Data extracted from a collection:
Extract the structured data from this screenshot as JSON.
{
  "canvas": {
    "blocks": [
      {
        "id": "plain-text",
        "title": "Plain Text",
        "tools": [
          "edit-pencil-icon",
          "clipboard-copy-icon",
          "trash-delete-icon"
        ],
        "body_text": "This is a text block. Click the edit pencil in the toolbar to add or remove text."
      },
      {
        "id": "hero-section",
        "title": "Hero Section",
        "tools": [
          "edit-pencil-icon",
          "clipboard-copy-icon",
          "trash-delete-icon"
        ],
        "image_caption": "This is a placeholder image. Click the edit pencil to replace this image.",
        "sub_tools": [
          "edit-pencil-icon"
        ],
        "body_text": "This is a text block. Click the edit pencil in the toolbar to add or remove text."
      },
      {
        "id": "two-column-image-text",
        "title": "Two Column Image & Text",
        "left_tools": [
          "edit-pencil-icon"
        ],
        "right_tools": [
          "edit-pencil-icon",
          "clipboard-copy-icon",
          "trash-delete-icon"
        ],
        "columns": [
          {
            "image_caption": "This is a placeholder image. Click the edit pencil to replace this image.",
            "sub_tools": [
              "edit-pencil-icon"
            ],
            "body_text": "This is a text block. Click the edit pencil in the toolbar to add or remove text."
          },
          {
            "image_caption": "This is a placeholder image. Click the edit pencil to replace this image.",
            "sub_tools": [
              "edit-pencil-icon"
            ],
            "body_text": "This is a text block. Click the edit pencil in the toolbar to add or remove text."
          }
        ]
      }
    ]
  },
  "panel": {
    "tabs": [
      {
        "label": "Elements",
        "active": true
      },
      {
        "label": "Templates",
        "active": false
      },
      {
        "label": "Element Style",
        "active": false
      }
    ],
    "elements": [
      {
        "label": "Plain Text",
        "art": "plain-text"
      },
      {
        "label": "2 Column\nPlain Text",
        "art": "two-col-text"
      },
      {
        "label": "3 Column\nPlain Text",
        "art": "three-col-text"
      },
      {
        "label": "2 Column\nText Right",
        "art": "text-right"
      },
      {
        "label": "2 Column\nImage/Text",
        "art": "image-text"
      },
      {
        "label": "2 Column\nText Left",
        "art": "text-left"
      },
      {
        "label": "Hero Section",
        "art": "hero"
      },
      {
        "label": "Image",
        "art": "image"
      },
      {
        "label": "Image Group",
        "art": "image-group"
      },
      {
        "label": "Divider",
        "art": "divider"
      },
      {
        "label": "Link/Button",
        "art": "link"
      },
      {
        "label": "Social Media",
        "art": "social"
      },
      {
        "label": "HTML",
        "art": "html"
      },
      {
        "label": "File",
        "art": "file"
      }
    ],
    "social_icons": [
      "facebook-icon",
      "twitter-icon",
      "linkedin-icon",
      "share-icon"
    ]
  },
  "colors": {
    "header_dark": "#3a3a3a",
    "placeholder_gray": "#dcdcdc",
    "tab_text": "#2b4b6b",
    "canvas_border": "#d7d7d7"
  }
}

# What you have to do
Every record above should be copied exactly.

# Solution for this problem
Extract the structured data from this screenshot as JSON.
{
  "canvas": {
    "blocks": [
      {
        "id": "plain-text",
        "title": "Plain Text",
        "tools": [
          "edit-pencil-icon",
          "clipboard-copy-icon",
          "trash-delete-icon"
        ],
        "body_text": "This is a text block. Click the edit pencil in the toolbar to add or remove text."
      },
      {
        "id": "hero-section",
        "title": "Hero Section",
        "tools": [
          "edit-pencil-icon",
          "clipboard-copy-icon",
          "trash-delete-icon"
        ],
        "image_caption": "This is a placeholder image. Click the edit pencil to replace this image.",
        "sub_tools": [
          "edit-pencil-icon"
        ],
        "body_text": "This is a text block. Click the edit pencil in the toolbar to add or remove text."
      },
      {
        "id": "two-column-image-text",
        "title": "Two Column Image & Text",
        "left_tools": [
          "edit-pencil-icon"
        ],
        "right_tools": [
          "edit-pencil-icon",
          "clipboard-copy-icon",
          "trash-delete-icon"
        ],
        "columns": [
          {
            "image_caption": "This is a placeholder image. Click the edit pencil to replace this image.",
            "sub_tools": [
              "edit-pencil-icon"
            ],
            "body_text": "This is a text block. Click the edit pencil in the toolbar to add or remove text."
          },
          {
            "image_caption": "This is a placeholder image. Click the edit pencil to replace this image.",
            "sub_tools": [
              "edit-pencil-icon"
            ],
            "body_text": "This is a text block. Click the edit pencil in the toolbar to add or remove text."
          }
        ]
      }
    ]
  },
  "panel": {
    "tabs": [
      {
        "label": "Elements",
        "active": true
      },
      {
        "label": "Templates",
        "active": false
      },
      {
        "label": "Element Style",
        "active": false
      }
    ],
    "elements": [
      {
        "label": "Plain Text",
        "art": "plain-text"
      },
      {
        "label": "2 Column\nPlain Text",
        "art": "two-col-text"
      },
      {
        "label": "3 Column\nPlain Text",
        "art": "three-col-text"
      },
      {
        "label": "2 Column\nText Right",
        "art": "text-right"
      },
      {
        "label": "2 Column\nImage/Text",
        "art": "image-text"
      },
      {
        "label": "2 Column\nText Left",
        "art": "text-left"
      },
      {
        "label": "Hero Section",
        "art": "hero"
      },
      {
        "label": "Image",
        "art": "image"
      },
      {
        "label": "Image Group",
        "art": "image-group"
      },
      {
        "label": "Divider",
        "art": "divider"
      },
      {
        "label": "Link/Button",
        "art": "link"
      },
      {
        "label": "Social Media",
        "art": "social"
      },
      {
        "label": "HTML",
        "art": "html"
      },
      {
        "label": "File",
        "art": "file"
      }
    ],
    "social_icons": [
      "facebook-icon",
      "twitter-icon",
      "linkedin-icon",
      "share-icon"
    ]
  },
  "colors": {
    "header_dark": "#3a3a3a",
    "placeholder_gray": "#dcdcdc",
    "tab_text": "#2b4b6b",
    "canvas_border": "#d7d7d7"
  }
}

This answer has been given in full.